- Reading passage -
Summergarden · 02/12/2017 21:52

I wouldnt do it unless was married first.
All your other planning sounds fine though.

roundaboutthetown · 03/12/2017 05:49

Thank God you've decided to marry, OP. I find it incredible how few people seem to understand that a marriage is a legal contract bringing important rights, responsibilities and protections, not a silly romantic notion and an expensive party. It's ridiculous to forgo the legal protection until you can afford the irrelevant party if you are going to take the otherwise colossal risk of giving up work to rely on someone else's income.

confusedlittleone · 03/12/2017 06:36

@goodbyeeee so that when they spilt the op can take her child away without being asked a bucket load of questions, and it'll be the op doing alll of the looking after

kittensinmydinner1 · 03/12/2017 07:14

Why would any woman want a child with a man who doesn't WANT to protect her with all the legal rights marriage affords. ? Surely a man who loves his partner sufficiently to create a child with her- would equally want her protected to the maximum of his ability.

If she CHOOSES not to marry then that is her choice - but the option should always be hers once children are planned. I would NEVER have had children with a man who didn't consider my best interests in this regard.

GreyMorning · 03/12/2017 07:26

I gave up work when I had DC1, I wasn't married, had been together less than 2 years, I had no savings, he bought the house in his name and I chipped in 5% of the purchase price in cash, gave DC1 his name. No plans to marry, not even engaged. Broke ALL the MN rules, yet... we are now happily married with two children and I'm more qualified in my career than i was when I stopped FT work.

- Assignment 1 -
In the forum thread, rewrite the passage between "Why would any" and "stopped FT work.", inclusive, renaming "DC1" as "my first child".
- Assignment 2 -
According to the forum thread, what share of the house purchase price did GreyMorning chip in?
You won't need the listing for either task.

Stored records:

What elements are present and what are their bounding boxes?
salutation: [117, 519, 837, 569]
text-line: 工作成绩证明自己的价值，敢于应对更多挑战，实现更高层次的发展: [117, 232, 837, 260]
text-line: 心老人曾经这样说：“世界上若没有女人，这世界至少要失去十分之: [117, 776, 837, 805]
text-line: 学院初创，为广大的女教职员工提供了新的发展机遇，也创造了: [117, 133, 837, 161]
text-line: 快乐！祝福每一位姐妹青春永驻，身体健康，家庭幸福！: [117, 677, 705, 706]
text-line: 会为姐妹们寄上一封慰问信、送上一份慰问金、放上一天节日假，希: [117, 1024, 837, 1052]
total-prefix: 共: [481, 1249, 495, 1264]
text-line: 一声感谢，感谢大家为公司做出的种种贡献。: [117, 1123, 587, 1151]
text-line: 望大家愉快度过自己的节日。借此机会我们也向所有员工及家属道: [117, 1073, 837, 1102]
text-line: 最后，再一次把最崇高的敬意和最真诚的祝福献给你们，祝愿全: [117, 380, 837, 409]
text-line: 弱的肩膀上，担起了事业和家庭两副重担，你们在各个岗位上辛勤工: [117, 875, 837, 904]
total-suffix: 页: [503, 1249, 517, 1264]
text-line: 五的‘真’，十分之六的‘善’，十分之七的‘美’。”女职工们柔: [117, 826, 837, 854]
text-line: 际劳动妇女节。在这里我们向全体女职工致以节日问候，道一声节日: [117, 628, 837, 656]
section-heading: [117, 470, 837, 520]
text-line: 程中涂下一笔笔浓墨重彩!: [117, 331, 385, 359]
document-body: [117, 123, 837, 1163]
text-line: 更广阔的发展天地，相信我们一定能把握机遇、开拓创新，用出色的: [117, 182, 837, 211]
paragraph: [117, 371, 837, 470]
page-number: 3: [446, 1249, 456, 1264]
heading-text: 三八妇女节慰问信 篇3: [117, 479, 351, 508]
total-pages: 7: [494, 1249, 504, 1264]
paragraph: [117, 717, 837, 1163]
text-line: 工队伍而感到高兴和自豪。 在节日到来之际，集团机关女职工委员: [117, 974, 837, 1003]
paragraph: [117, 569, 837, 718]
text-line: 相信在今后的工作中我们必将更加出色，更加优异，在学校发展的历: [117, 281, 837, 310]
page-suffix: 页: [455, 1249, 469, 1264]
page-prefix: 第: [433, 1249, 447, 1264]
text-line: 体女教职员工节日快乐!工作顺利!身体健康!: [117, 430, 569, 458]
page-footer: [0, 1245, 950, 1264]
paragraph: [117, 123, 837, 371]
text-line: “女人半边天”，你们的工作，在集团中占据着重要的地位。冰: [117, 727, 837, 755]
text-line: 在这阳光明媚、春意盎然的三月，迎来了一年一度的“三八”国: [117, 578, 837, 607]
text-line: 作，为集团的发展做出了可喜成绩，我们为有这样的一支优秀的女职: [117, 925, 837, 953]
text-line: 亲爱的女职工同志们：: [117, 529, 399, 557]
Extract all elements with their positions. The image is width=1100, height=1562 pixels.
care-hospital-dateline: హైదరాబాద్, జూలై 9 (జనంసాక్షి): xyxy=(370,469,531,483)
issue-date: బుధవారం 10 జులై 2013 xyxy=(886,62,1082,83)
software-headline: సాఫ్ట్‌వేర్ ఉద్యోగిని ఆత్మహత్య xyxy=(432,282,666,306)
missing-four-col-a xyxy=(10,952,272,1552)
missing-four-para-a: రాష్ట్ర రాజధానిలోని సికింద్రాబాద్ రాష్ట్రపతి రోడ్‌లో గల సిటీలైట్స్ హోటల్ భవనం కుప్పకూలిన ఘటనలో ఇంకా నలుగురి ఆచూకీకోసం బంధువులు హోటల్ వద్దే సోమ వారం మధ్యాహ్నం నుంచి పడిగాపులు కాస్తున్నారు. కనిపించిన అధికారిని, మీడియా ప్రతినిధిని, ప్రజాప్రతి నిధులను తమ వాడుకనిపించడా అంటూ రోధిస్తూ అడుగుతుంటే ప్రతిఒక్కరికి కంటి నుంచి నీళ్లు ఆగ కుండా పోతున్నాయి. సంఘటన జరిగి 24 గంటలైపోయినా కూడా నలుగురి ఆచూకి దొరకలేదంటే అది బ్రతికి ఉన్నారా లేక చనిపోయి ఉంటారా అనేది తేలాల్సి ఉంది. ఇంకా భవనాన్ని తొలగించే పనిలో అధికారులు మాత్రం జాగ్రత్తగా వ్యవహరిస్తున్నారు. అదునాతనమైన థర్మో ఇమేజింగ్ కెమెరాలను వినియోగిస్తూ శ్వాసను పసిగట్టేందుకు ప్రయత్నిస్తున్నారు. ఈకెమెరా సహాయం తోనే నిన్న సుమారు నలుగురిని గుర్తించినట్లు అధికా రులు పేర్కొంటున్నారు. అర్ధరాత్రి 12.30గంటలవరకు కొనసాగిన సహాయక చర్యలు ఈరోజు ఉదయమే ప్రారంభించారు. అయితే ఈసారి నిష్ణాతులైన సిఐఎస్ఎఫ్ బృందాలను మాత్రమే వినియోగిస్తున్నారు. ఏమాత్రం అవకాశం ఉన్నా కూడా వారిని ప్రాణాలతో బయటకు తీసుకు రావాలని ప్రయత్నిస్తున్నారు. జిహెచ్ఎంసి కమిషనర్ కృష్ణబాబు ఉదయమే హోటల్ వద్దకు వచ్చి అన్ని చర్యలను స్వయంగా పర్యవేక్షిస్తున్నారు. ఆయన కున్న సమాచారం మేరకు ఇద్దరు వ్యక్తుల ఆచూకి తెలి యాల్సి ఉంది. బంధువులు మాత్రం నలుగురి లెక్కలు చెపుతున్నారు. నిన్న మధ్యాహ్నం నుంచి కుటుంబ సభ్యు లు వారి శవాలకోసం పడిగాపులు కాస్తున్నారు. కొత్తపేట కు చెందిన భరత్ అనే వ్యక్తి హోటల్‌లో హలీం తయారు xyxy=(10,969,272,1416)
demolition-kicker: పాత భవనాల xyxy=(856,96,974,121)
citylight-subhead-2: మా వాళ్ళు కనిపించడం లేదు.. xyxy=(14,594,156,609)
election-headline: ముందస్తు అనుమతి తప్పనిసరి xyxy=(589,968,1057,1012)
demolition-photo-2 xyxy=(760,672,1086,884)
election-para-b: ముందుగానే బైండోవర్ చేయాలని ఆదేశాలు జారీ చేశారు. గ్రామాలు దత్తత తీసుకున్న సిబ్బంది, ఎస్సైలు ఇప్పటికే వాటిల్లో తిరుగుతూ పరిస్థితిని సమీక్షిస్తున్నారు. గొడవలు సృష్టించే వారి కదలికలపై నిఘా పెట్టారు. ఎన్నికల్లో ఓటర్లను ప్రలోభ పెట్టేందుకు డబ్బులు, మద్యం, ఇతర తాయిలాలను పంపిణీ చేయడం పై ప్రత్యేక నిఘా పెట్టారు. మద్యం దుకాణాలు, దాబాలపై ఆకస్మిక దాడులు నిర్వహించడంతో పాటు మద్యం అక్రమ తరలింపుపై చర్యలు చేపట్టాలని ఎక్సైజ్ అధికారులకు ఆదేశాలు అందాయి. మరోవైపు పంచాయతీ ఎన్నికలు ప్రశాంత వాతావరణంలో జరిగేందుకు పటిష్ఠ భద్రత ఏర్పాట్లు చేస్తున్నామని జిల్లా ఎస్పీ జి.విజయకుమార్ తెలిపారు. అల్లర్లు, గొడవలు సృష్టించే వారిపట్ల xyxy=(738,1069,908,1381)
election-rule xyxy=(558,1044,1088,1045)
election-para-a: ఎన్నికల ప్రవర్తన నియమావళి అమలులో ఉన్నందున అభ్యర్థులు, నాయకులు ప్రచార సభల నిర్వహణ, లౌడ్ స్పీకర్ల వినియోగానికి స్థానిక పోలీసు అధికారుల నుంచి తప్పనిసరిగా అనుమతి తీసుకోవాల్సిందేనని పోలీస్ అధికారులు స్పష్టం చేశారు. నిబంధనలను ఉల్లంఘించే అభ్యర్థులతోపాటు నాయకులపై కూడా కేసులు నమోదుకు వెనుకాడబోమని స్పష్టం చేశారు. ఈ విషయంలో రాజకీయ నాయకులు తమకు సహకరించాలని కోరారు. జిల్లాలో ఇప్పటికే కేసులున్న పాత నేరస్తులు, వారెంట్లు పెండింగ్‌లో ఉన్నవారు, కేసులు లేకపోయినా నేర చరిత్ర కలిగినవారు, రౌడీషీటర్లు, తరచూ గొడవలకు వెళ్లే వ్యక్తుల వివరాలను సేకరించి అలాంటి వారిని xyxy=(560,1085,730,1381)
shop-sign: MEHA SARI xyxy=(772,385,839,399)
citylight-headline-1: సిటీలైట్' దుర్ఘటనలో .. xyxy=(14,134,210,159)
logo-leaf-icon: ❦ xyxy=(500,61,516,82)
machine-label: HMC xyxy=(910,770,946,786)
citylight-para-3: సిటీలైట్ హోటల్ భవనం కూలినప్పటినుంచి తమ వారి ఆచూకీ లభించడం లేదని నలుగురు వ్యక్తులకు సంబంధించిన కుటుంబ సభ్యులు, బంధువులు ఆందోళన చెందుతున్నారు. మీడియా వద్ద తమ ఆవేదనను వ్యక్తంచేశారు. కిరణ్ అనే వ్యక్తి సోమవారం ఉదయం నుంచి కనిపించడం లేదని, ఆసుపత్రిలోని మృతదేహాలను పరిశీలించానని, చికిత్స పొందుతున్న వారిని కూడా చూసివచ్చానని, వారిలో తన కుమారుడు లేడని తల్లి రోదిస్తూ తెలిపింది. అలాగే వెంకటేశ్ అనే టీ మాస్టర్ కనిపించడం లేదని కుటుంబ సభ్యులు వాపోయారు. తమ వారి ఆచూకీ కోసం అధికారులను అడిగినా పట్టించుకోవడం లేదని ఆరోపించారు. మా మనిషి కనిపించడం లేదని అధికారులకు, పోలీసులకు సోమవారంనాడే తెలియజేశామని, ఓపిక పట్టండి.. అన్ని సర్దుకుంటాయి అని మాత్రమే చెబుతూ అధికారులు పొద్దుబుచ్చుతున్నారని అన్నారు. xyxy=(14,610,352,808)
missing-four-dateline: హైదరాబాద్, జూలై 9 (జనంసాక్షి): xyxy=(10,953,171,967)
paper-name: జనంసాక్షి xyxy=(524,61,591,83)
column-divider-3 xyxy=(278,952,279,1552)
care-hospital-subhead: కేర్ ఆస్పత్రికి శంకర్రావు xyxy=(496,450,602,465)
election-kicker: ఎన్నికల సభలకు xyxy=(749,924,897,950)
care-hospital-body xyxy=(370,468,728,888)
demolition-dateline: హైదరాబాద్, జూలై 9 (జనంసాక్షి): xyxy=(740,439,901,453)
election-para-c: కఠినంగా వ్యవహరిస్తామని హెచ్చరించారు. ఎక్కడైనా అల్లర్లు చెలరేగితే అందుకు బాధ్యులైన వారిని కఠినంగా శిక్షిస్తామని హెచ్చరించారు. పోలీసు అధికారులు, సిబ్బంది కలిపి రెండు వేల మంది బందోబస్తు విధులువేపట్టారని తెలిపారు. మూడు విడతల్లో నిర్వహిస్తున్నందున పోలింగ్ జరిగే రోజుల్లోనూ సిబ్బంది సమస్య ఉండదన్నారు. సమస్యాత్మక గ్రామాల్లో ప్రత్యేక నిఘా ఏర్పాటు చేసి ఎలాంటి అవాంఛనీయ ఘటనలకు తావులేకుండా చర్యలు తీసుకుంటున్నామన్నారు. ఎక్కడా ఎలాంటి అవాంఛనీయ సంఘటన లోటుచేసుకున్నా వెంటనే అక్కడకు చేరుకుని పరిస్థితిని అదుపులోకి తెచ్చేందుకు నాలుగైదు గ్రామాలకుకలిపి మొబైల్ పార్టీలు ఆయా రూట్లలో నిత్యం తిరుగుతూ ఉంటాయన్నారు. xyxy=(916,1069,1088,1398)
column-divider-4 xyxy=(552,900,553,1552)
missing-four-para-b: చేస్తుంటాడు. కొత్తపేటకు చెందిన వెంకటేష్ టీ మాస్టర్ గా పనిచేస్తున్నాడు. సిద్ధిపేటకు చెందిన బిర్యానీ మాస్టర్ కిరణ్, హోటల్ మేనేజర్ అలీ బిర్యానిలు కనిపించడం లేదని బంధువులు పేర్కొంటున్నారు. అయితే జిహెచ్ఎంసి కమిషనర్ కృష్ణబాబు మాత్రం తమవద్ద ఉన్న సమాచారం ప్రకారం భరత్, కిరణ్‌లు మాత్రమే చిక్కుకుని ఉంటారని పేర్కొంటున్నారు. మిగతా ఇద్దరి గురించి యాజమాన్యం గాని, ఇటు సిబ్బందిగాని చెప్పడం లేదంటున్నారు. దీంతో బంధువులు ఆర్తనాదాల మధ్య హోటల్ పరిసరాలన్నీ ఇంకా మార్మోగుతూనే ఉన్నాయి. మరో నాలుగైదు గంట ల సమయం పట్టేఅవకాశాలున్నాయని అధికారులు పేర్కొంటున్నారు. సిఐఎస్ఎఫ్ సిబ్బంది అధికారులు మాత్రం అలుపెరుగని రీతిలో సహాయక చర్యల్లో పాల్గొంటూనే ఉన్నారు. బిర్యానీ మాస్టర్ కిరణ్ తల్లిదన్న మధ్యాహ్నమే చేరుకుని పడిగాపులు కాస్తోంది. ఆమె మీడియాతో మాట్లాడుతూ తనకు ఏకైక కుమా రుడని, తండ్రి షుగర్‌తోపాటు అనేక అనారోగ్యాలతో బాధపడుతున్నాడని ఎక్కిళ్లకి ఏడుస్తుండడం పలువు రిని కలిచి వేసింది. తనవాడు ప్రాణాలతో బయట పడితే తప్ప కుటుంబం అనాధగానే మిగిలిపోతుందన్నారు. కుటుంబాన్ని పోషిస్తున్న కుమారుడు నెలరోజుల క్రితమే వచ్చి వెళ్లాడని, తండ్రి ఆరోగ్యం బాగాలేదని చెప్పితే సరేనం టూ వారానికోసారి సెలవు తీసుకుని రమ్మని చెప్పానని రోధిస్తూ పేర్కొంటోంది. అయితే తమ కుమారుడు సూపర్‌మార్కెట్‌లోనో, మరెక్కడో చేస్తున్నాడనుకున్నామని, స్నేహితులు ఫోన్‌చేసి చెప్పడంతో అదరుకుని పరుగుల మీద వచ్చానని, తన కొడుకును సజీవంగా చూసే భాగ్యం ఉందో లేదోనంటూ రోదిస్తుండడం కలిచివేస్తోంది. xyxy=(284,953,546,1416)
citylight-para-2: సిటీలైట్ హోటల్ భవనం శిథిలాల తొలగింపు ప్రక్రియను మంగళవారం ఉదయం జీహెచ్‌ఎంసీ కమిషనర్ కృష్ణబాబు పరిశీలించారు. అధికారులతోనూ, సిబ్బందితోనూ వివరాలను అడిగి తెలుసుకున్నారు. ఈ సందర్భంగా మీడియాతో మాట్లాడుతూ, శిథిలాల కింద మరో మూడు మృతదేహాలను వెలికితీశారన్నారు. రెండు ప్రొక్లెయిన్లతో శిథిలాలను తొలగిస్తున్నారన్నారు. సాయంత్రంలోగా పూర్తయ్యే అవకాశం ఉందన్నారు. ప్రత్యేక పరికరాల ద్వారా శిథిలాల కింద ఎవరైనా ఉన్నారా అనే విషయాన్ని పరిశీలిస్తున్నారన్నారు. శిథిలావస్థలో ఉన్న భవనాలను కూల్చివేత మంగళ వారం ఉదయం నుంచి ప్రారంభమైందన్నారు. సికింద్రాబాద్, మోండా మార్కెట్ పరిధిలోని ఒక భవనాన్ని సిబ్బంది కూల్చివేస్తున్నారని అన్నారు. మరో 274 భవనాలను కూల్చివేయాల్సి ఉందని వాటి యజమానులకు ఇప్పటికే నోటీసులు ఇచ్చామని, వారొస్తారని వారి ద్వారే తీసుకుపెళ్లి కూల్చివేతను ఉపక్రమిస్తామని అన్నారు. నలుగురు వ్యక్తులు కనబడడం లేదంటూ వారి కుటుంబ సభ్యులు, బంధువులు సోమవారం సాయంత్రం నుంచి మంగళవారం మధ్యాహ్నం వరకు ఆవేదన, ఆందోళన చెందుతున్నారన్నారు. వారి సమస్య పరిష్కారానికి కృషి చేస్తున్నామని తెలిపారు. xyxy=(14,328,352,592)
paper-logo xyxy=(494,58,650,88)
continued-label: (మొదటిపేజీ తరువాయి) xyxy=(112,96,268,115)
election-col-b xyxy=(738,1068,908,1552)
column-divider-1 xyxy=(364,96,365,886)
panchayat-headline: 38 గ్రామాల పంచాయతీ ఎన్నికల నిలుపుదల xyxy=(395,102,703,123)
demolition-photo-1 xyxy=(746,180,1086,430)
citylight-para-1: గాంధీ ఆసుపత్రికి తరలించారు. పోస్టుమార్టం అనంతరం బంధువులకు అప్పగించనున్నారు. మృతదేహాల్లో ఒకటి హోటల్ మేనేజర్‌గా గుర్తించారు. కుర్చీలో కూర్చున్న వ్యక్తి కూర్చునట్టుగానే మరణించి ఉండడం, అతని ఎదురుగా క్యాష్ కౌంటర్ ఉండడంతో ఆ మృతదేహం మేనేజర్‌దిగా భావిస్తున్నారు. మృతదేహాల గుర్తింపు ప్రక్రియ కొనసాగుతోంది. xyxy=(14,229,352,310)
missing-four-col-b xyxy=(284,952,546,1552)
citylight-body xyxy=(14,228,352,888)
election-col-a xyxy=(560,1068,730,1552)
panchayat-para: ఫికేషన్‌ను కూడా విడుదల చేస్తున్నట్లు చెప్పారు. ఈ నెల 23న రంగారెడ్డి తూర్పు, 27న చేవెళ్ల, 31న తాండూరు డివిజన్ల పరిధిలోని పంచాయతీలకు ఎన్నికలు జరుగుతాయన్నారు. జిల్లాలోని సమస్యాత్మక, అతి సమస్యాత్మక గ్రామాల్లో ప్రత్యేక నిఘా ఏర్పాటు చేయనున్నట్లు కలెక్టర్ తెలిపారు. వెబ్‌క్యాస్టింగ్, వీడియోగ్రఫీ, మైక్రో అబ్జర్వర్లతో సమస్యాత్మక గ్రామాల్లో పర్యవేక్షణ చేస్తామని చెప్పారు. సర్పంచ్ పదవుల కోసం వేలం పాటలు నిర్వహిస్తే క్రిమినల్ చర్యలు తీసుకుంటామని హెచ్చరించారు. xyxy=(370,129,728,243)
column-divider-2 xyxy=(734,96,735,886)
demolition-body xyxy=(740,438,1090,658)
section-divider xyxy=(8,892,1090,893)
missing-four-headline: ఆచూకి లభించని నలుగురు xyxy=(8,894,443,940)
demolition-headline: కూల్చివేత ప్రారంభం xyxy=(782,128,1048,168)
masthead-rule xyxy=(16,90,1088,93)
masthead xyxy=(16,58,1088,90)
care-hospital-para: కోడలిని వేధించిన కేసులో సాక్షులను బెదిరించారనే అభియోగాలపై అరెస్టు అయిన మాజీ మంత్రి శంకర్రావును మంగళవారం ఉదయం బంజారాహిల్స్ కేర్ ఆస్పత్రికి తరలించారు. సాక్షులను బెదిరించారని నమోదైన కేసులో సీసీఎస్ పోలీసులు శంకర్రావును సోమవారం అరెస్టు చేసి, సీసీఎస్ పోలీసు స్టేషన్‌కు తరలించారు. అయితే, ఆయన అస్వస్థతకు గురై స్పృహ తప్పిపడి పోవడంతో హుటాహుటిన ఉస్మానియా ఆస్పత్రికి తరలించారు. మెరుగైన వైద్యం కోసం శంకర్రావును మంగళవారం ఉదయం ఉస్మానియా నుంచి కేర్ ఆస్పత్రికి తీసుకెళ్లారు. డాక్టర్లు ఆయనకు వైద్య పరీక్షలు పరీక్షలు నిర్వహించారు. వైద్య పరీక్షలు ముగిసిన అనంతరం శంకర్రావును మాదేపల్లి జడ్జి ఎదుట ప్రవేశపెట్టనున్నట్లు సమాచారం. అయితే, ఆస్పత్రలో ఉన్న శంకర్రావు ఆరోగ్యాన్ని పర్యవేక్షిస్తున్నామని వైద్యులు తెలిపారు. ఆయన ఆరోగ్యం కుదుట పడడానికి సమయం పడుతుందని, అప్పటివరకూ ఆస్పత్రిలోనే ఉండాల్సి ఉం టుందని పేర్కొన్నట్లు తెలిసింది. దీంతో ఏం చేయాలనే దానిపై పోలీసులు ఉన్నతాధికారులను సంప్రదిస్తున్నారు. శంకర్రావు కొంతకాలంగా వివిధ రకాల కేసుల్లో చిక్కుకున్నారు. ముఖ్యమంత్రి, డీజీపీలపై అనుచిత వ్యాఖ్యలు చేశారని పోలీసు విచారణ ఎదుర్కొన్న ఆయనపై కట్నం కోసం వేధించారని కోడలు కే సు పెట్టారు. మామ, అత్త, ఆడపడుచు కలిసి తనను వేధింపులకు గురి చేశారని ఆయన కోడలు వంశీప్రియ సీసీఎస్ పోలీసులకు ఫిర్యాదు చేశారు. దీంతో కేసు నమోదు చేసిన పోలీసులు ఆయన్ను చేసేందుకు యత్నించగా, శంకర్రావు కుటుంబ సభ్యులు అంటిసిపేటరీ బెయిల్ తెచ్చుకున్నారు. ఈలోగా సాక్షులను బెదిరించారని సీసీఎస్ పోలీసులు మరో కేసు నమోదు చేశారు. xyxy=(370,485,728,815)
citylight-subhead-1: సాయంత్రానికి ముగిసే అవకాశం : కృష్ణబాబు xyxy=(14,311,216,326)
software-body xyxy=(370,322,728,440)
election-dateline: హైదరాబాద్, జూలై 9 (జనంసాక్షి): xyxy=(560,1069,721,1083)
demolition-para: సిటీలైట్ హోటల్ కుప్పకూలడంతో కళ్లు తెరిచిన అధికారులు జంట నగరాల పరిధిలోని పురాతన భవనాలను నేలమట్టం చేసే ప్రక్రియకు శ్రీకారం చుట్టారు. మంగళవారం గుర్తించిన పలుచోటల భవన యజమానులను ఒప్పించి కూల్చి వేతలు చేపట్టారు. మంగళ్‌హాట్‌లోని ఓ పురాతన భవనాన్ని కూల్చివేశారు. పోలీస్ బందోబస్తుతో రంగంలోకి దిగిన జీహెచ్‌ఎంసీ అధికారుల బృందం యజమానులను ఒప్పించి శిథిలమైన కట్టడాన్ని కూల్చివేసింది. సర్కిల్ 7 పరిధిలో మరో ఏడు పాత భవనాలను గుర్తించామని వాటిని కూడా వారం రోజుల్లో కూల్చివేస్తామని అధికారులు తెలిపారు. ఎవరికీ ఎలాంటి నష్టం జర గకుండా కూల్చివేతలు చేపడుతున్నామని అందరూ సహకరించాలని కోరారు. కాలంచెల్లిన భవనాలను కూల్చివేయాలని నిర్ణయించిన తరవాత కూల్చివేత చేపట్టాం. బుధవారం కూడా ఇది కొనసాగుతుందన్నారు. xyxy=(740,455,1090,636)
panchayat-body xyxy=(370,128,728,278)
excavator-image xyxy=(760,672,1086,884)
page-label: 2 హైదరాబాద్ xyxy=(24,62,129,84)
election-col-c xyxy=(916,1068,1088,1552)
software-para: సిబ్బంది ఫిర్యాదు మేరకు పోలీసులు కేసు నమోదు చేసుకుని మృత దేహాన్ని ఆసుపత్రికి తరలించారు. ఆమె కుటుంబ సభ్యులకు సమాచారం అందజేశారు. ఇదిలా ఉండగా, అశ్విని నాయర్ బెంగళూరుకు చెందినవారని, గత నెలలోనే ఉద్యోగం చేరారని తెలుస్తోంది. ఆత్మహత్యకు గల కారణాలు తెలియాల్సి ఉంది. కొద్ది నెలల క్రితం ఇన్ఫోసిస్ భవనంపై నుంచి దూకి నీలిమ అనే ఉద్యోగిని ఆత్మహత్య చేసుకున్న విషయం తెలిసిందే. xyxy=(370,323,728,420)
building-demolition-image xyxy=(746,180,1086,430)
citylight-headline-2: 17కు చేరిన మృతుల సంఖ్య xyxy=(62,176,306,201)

- Answer section 1 -
Why would any woman want a child with a man who doesn't WANT to protect her with all the legal rights marriage affords. ? Surely a man who loves his partner sufficiently to create a child with her- would equally want her protected to the maximum of his ability.

If she CHOOSES not to marry then that is her choice - but the option should always be hers once children are planned. I would NEVER have had children with a man who didn't consider my best interests in this regard.

GreyMorning · 03/12/2017 07:26

I gave up work when I had my first child, I wasn't married, had been together less than 2 years, I had no savings, he bought the house in his name and I chipped in 5% of the purchase price in cash, gave my first child his name. No plans to marry, not even engaged. Broke ALL the MN rules, yet... we are now happily married with two children and I'm more qualified in my career than i was when I stopped FT work.

- Answer section 2 -
5% of the purchase price, in cash.